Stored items
▽

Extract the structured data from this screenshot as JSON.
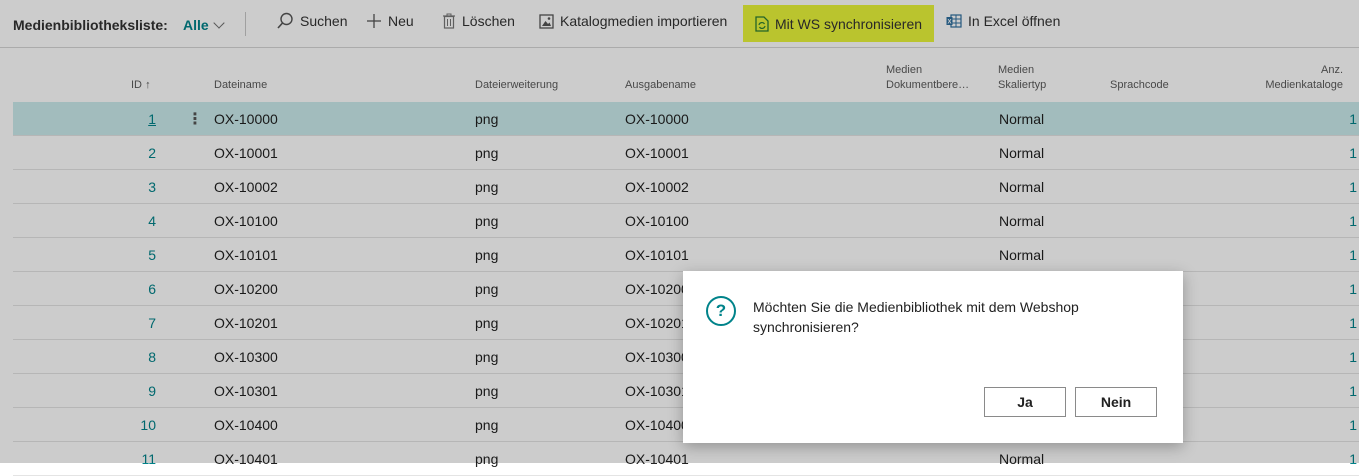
{
  "toolbar": {
    "page_title": "Medienbibliotheksliste:",
    "filter_label": "Alle",
    "actions": [
      {
        "label": "Suchen",
        "icon": "search-icon"
      },
      {
        "label": "Neu",
        "icon": "plus-icon"
      },
      {
        "label": "Löschen",
        "icon": "trash-icon"
      },
      {
        "label": "Katalogmedien importieren",
        "icon": "image-import-icon"
      },
      {
        "label": "Mit WS synchronisieren",
        "icon": "sync-document-icon",
        "highlight_color": "#e9f53a"
      },
      {
        "label": "In Excel öffnen",
        "icon": "excel-icon"
      }
    ]
  },
  "table": {
    "headers": {
      "id": "ID",
      "sort_indicator": "↑",
      "file_name": "Dateiname",
      "extension": "Dateierweiterung",
      "output_name": "Ausgabename",
      "media_doc_1": "Medien",
      "media_doc_2": "Dokumentbere…",
      "media_scale_1": "Medien",
      "media_scale_2": "Skaliertyp",
      "language": "Sprachcode",
      "catalog_count_1": "Anz.",
      "catalog_count_2": "Medienkataloge"
    },
    "rows": [
      {
        "id": "1",
        "file": "OX-10000",
        "ext": "png",
        "out": "OX-10000",
        "scale": "Normal",
        "count": "1",
        "selected": true
      },
      {
        "id": "2",
        "file": "OX-10001",
        "ext": "png",
        "out": "OX-10001",
        "scale": "Normal",
        "count": "1"
      },
      {
        "id": "3",
        "file": "OX-10002",
        "ext": "png",
        "out": "OX-10002",
        "scale": "Normal",
        "count": "1"
      },
      {
        "id": "4",
        "file": "OX-10100",
        "ext": "png",
        "out": "OX-10100",
        "scale": "Normal",
        "count": "1"
      },
      {
        "id": "5",
        "file": "OX-10101",
        "ext": "png",
        "out": "OX-10101",
        "scale": "Normal",
        "count": "1"
      },
      {
        "id": "6",
        "file": "OX-10200",
        "ext": "png",
        "out": "OX-10200",
        "scale": "",
        "count": "1"
      },
      {
        "id": "7",
        "file": "OX-10201",
        "ext": "png",
        "out": "OX-10201",
        "scale": "",
        "count": "1"
      },
      {
        "id": "8",
        "file": "OX-10300",
        "ext": "png",
        "out": "OX-10300",
        "scale": "",
        "count": "1"
      },
      {
        "id": "9",
        "file": "OX-10301",
        "ext": "png",
        "out": "OX-10301",
        "scale": "",
        "count": "1"
      },
      {
        "id": "10",
        "file": "OX-10400",
        "ext": "png",
        "out": "OX-10400",
        "scale": "",
        "count": "1"
      },
      {
        "id": "11",
        "file": "OX-10401",
        "ext": "png",
        "out": "OX-10401",
        "scale": "Normal",
        "count": "1"
      }
    ]
  },
  "dialog": {
    "icon": "question-icon",
    "message": "Möchten Sie die Medienbibliothek mit dem Webshop synchronisieren?",
    "yes_label": "Ja",
    "no_label": "Nein"
  },
  "colors": {
    "accent": "#00838a",
    "selected_row": "#cbeced",
    "highlight": "#e9f53a"
  }
}
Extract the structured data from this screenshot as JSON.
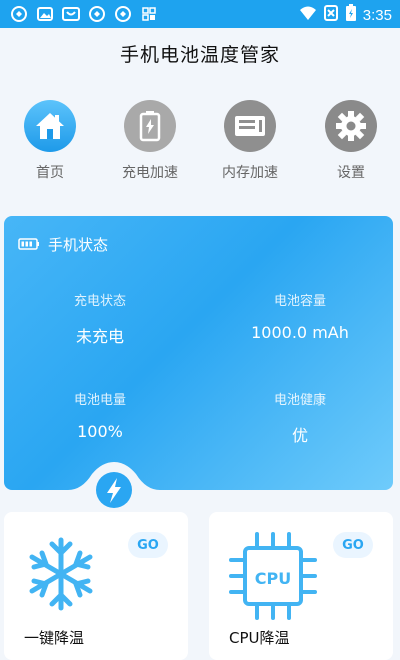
{
  "status_bar": {
    "time": "3:35",
    "left_icons": [
      "app-icon",
      "gallery-icon",
      "store-icon",
      "app-icon",
      "app-icon",
      "grid-icon"
    ],
    "right_icons": [
      "wifi-icon",
      "no-sim-icon",
      "battery-charging-icon"
    ]
  },
  "app": {
    "title": "手机电池温度管家"
  },
  "nav": {
    "items": [
      {
        "label": "首页",
        "icon": "home-icon",
        "active": true
      },
      {
        "label": "充电加速",
        "icon": "battery-icon",
        "active": false
      },
      {
        "label": "内存加速",
        "icon": "memory-icon",
        "active": false
      },
      {
        "label": "设置",
        "icon": "gear-icon",
        "active": false
      }
    ]
  },
  "status_card": {
    "title": "手机状态",
    "charging_state_label": "充电状态",
    "charging_state_value": "未充电",
    "capacity_label": "电池容量",
    "capacity_value": "1000.0 mAh",
    "level_label": "电池电量",
    "level_value": "100%",
    "health_label": "电池健康",
    "health_value": "优"
  },
  "features": [
    {
      "label": "一键降温",
      "badge": "GO",
      "icon": "snowflake-icon"
    },
    {
      "label": "CPU降温",
      "badge": "GO",
      "icon": "cpu-icon",
      "icon_text": "CPU"
    }
  ],
  "colors": {
    "accent": "#2aa6f2",
    "statusbar": "#1ea3ef",
    "inactive_icon": "#9a9a9a"
  }
}
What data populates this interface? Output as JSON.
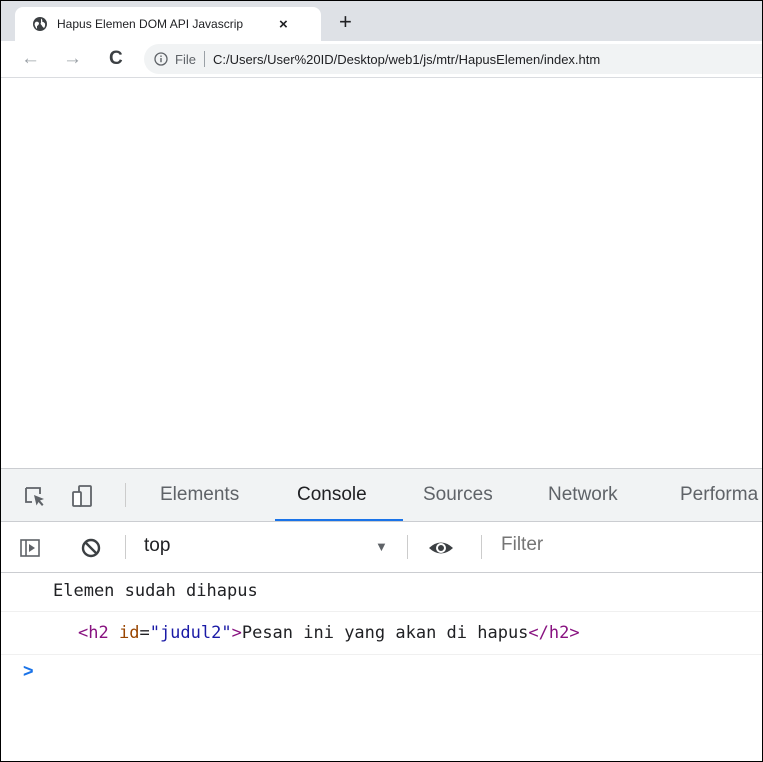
{
  "browser": {
    "tab_title": "Hapus Elemen DOM API Javascrip",
    "tab_close": "×",
    "new_tab": "+",
    "nav": {
      "back": "←",
      "forward": "→",
      "reload": "C"
    },
    "omnibox": {
      "scheme_label": "File",
      "url": "C:/Users/User%20ID/Desktop/web1/js/mtr/HapusElemen/index.htm"
    }
  },
  "devtools": {
    "tabs": [
      "Elements",
      "Console",
      "Sources",
      "Network",
      "Performa"
    ],
    "active_tab": "Console",
    "console": {
      "context": "top",
      "filter_placeholder": "Filter",
      "messages": [
        "Elemen sudah dihapus"
      ],
      "logged_element": {
        "tag_open": "<h2",
        "attr_name": "id",
        "attr_eq": "=",
        "attr_value": "\"judul2\"",
        "tag_close_bracket": ">",
        "text": "Pesan ini yang akan di hapus",
        "end_tag": "</h2>"
      },
      "prompt": ">"
    }
  },
  "colors": {
    "accent": "#1a73e8",
    "tabstrip": "#dee1e6",
    "devtools_bar": "#f1f3f4"
  }
}
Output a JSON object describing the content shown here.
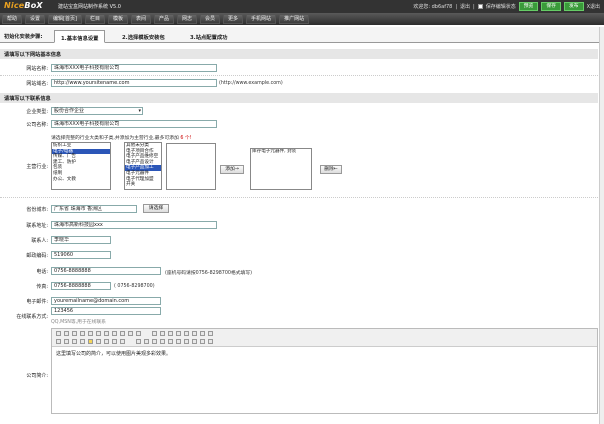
{
  "app": {
    "logo_a": "Nice",
    "logo_b": "BoX",
    "title": "建站宝盒网站制作系统 V5.0"
  },
  "top": {
    "welcome": "欢迎您: db6af78",
    "logout": "退出",
    "keep_label": "保存编辑状态",
    "btn_preview": "预览",
    "btn_save": "保存",
    "btn_publish": "发布",
    "btn_exit": "X退出"
  },
  "nav": [
    "帮助",
    "设置",
    "编辑[首页]",
    "栏目",
    "模板",
    "表间",
    "产品",
    "网志",
    "会员",
    "更多",
    "手机网站",
    "推广网站"
  ],
  "steps": {
    "label": "初始化安装步骤:",
    "s1": "1.基本信息设置",
    "s2": "2.选择模板安装包",
    "s3": "3.站点配置成功"
  },
  "site": {
    "heading": "请填写以下网站基本信息",
    "name_label": "网站名称:",
    "name_value": "珠海市XXX电子科技有限公司",
    "domain_label": "网站域名:",
    "domain_value": "http://www.yoursitename.com",
    "domain_hint": "(http://www.example.com)"
  },
  "company": {
    "heading": "请填写以下联系信息",
    "type_label": "企业类型:",
    "type_value": "股份合作企业",
    "cname_label": "公司名称:",
    "cname_value": "珠海市XXX电子科技有限公司",
    "industry_label": "主营行业:",
    "industry_hint": "请选择完整的行业大类和子类,并添加为主营行业,最多可添加",
    "industry_max": "6 个!",
    "cat_list": [
      "纺织工业",
      "电子/电器",
      "传媒、广告",
      "建工、防护",
      "包装",
      "纸制",
      "办公、文教"
    ],
    "sub_list": [
      "其他未分类",
      "电子项目合作",
      "电子产品维修空",
      "电子产品设计",
      "电子产品加工",
      "电子元器件",
      "电子代理加盟",
      "开关"
    ],
    "add_btn": "添加→",
    "selected": "库存电子元器件, 封装",
    "del_btn": "删除←",
    "city_label": "省份城市:",
    "city_value": "广东省 珠海市 香洲区",
    "city_btn": "请选择",
    "addr_label": "联系地址:",
    "addr_value": "珠海市高新科技园xxx",
    "contact_label": "联系人:",
    "contact_value": "李晓华",
    "zip_label": "邮政编码:",
    "zip_value": "519060",
    "phone_label": "电话:",
    "phone_value": "0756-8888888",
    "phone_hint": "(座机号码请按0756-8298700格式填写)",
    "fax_label": "传真:",
    "fax_value": "0756-8888888",
    "fax_hint": "( 0756-8298700)",
    "email_label": "电子邮件:",
    "email_value": "youremailname@domain.com",
    "im_label": "在线联系方式:",
    "im_value": "123456",
    "im_hint": "QQ,MSN等,用于在线联系",
    "intro_label": "公司简介:",
    "intro_text": "这里填写公司的简介，可以使用图片美观多彩效果。"
  },
  "colors": {
    "topbar": "#333333",
    "nav": "#3b3b3b",
    "accent": "#3a9a3a",
    "logo": "#e8a020"
  }
}
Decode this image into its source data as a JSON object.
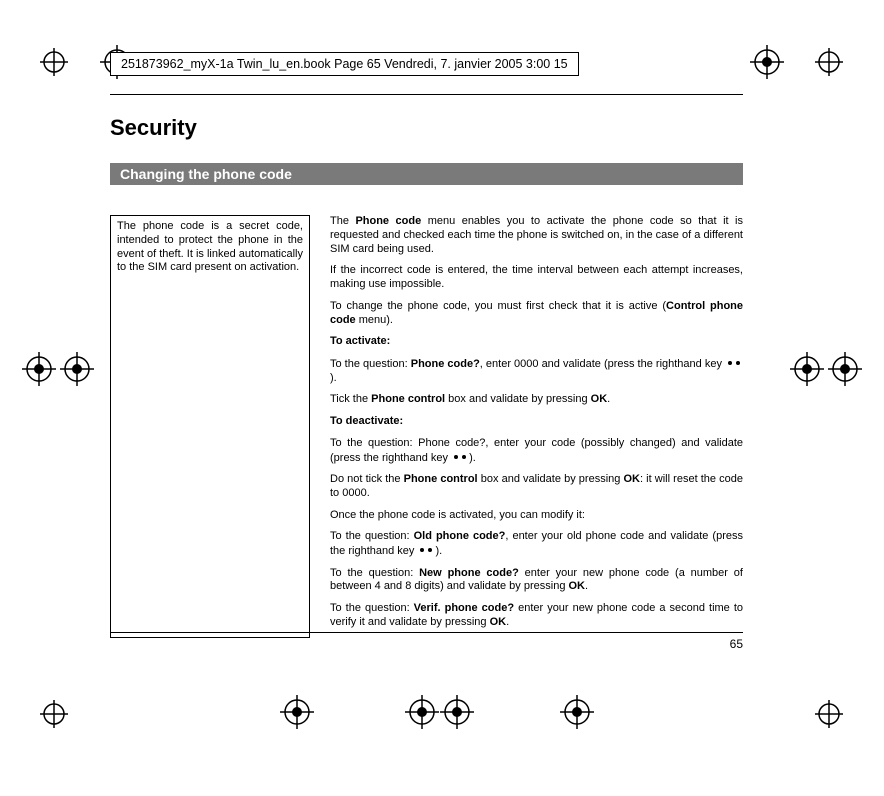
{
  "banner": "251873962_myX-1a Twin_lu_en.book  Page 65  Vendredi, 7. janvier 2005  3:00 15",
  "title": "Security",
  "sectionHeading": "Changing the phone code",
  "sidebarNote": "The phone code is a secret code, intended to protect the phone in the event of theft. It is linked automatically to the SIM card present on activation.",
  "p1a": "The ",
  "p1b": "Phone code",
  "p1c": " menu enables you to activate the phone code so that it is requested and checked each time the phone is switched on, in the case of a different SIM card being used.",
  "p2": "If the incorrect code is entered, the time interval between each attempt increases, making use impossible.",
  "p3a": "To change the phone code, you must first check that it is active (",
  "p3b": "Control phone code",
  "p3c": " menu).",
  "activateHeading": "To activate:",
  "p4a": "To the question: ",
  "p4b": "Phone code?",
  "p4c": ", enter 0000 and validate (press the righthand key ",
  "p4d": ").",
  "p5a": "Tick the ",
  "p5b": "Phone control",
  "p5c": " box and validate by pressing ",
  "p5d": "OK",
  "p5e": ".",
  "deactivateHeading": "To deactivate:",
  "p6a": "To the question: Phone code?, enter your code (possibly changed) and validate (press the righthand key ",
  "p6b": ").",
  "p7a": "Do not tick the ",
  "p7b": "Phone control",
  "p7c": " box and validate by pressing ",
  "p7d": "OK",
  "p7e": ": it will reset the code to 0000.",
  "p8": "Once the phone code is activated, you can modify it:",
  "p9a": "To the question: ",
  "p9b": "Old phone code?",
  "p9c": ", enter your old phone code and validate (press the righthand key ",
  "p9d": ").",
  "p10a": "To the question: ",
  "p10b": "New phone code?",
  "p10c": " enter your new phone code (a number of between 4 and 8 digits) and validate by pressing ",
  "p10d": "OK",
  "p10e": ".",
  "p11a": "To the question: ",
  "p11b": "Verif. phone code?",
  "p11c": " enter your new phone code a second time to verify it and validate by pressing ",
  "p11d": "OK",
  "p11e": ".",
  "pageNumber": "65"
}
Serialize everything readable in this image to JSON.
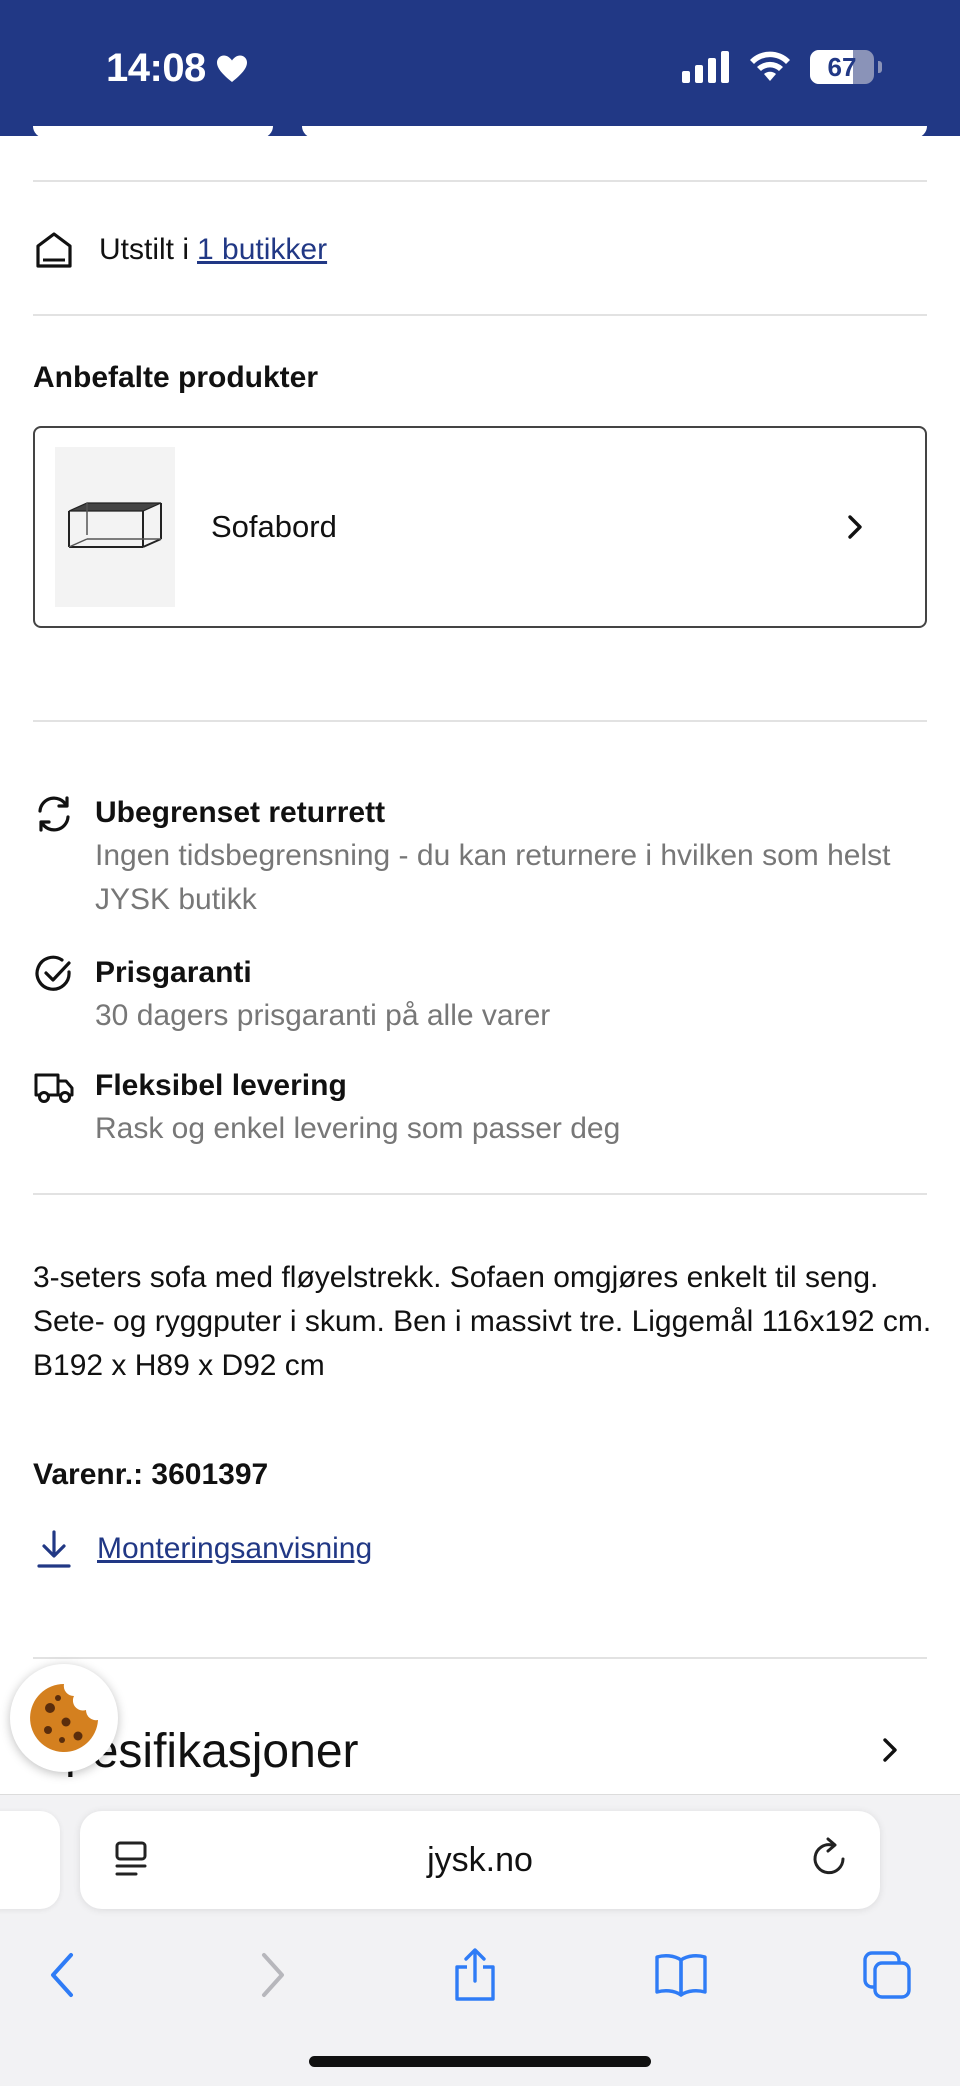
{
  "status_bar": {
    "time": "14:08",
    "battery_level": "67",
    "background_color": "#213885"
  },
  "store_availability": {
    "prefix": "Utstilt i ",
    "link_text": "1 butikker"
  },
  "recommended": {
    "heading": "Anbefalte produkter",
    "items": [
      {
        "label": "Sofabord"
      }
    ]
  },
  "usps": [
    {
      "icon": "refresh-icon",
      "title": "Ubegrenset returrett",
      "description": "Ingen tidsbegrensning - du kan returnere i hvilken som helst JYSK butikk"
    },
    {
      "icon": "check-circle-icon",
      "title": "Prisgaranti",
      "description": "30 dagers prisgaranti på alle varer"
    },
    {
      "icon": "truck-icon",
      "title": "Fleksibel levering",
      "description": "Rask og enkel levering som passer deg"
    }
  ],
  "product": {
    "description": "3-seters sofa med fløyelstrekk. Sofaen omgjøres enkelt til seng. Sete- og ryggputer i skum. Ben i massivt tre. Liggemål 116x192 cm. B192 x H89 x D92 cm",
    "item_number": "Varenr.: 3601397",
    "manual_link": "Monteringsanvisning"
  },
  "specifications": {
    "title": "Spesifikasjoner"
  },
  "browser": {
    "url": "jysk.no"
  },
  "colors": {
    "accent": "#213885",
    "muted_text": "#777777"
  }
}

△

Exercise requirements – Starting with the line that contains "Serialize everything readable", reproduce every line down to the end of the listing above, both endpoints included. Pictures stay out.

Solution for this problem –
Serialize everything readable in this image to JSON.
{
  "status_bar": {
    "time": "14:08",
    "battery_level": "67",
    "background_color": "#213885"
  },
  "store_availability": {
    "prefix": "Utstilt i ",
    "link_text": "1 butikker"
  },
  "recommended": {
    "heading": "Anbefalte produkter",
    "items": [
      {
        "label": "Sofabord"
      }
    ]
  },
  "usps": [
    {
      "icon": "refresh-icon",
      "title": "Ubegrenset returrett",
      "description": "Ingen tidsbegrensning - du kan returnere i hvilken som helst JYSK butikk"
    },
    {
      "icon": "check-circle-icon",
      "title": "Prisgaranti",
      "description": "30 dagers prisgaranti på alle varer"
    },
    {
      "icon": "truck-icon",
      "title": "Fleksibel levering",
      "description": "Rask og enkel levering som passer deg"
    }
  ],
  "product": {
    "description": "3-seters sofa med fløyelstrekk. Sofaen omgjøres enkelt til seng. Sete- og ryggputer i skum. Ben i massivt tre. Liggemål 116x192 cm. B192 x H89 x D92 cm",
    "item_number": "Varenr.: 3601397",
    "manual_link": "Monteringsanvisning"
  },
  "specifications": {
    "title": "Spesifikasjoner"
  },
  "browser": {
    "url": "jysk.no"
  },
  "colors": {
    "accent": "#213885",
    "muted_text": "#777777"
  }
}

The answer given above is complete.